TASK DIRECTIONS
Gather every line from the entries below that includes "excellent".

---------- RAW DATA ----------

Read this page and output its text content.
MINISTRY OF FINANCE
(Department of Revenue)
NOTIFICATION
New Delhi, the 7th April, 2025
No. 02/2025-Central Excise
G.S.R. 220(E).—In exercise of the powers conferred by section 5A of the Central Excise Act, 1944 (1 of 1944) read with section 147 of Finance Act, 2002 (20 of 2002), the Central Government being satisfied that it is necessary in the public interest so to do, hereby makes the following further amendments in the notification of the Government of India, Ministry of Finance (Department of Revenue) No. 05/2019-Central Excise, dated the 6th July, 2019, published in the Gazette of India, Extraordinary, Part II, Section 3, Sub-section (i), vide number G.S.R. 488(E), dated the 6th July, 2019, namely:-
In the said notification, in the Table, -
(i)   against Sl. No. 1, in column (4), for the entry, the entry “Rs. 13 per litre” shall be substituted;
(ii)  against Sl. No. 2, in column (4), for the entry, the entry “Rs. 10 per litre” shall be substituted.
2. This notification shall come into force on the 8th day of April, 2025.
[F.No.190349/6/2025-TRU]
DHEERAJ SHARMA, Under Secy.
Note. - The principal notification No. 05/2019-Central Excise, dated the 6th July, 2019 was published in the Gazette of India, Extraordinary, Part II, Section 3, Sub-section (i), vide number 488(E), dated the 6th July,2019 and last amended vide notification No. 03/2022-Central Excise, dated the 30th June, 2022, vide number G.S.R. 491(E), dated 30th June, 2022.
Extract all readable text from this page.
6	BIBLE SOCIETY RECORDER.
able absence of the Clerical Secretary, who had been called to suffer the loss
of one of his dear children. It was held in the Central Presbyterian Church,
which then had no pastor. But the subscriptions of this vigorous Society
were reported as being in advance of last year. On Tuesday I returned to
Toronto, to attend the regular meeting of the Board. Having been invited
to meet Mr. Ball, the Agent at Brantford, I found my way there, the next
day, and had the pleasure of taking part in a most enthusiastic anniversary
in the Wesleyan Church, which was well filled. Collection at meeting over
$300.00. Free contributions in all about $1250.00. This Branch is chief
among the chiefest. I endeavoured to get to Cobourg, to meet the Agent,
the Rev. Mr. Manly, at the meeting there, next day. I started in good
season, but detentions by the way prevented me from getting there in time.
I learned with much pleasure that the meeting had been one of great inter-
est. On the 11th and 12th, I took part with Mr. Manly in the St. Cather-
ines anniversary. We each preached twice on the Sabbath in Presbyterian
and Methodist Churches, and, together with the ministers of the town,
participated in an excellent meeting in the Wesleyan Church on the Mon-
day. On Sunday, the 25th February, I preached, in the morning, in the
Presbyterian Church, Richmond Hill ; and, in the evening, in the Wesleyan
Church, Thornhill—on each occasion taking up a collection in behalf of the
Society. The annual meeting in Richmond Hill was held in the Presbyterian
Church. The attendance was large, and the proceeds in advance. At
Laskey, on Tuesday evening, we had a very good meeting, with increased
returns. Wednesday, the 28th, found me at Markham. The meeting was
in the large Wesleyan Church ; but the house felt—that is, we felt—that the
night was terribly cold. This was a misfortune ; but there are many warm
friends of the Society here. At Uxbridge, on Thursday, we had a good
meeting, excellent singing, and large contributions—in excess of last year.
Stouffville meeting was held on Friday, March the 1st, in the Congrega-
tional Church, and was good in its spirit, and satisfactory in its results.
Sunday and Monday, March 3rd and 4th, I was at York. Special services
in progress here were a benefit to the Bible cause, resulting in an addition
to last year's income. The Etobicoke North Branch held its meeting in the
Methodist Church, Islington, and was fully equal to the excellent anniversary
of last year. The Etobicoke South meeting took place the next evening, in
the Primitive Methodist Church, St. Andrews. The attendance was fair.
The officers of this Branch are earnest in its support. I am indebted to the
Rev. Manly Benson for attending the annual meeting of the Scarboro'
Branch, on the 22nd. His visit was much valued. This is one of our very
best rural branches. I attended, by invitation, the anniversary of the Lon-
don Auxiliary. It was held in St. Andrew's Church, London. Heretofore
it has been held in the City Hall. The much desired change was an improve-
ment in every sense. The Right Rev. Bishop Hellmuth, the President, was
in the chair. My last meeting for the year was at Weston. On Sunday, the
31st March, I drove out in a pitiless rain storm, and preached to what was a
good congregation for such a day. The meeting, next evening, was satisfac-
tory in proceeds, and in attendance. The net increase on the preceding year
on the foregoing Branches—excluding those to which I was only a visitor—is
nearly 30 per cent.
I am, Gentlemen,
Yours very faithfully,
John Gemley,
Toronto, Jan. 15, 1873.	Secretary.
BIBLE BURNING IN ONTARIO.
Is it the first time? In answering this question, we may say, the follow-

----------

ANSWER FOR THIS EXERCISE
participated in an excellent meeting in the Wesleyan Church on the Mon-
meeting, excellent singing, and large contributions—in excess of last year.
Methodist Church, Islington, and was fully equal to the excellent anniversary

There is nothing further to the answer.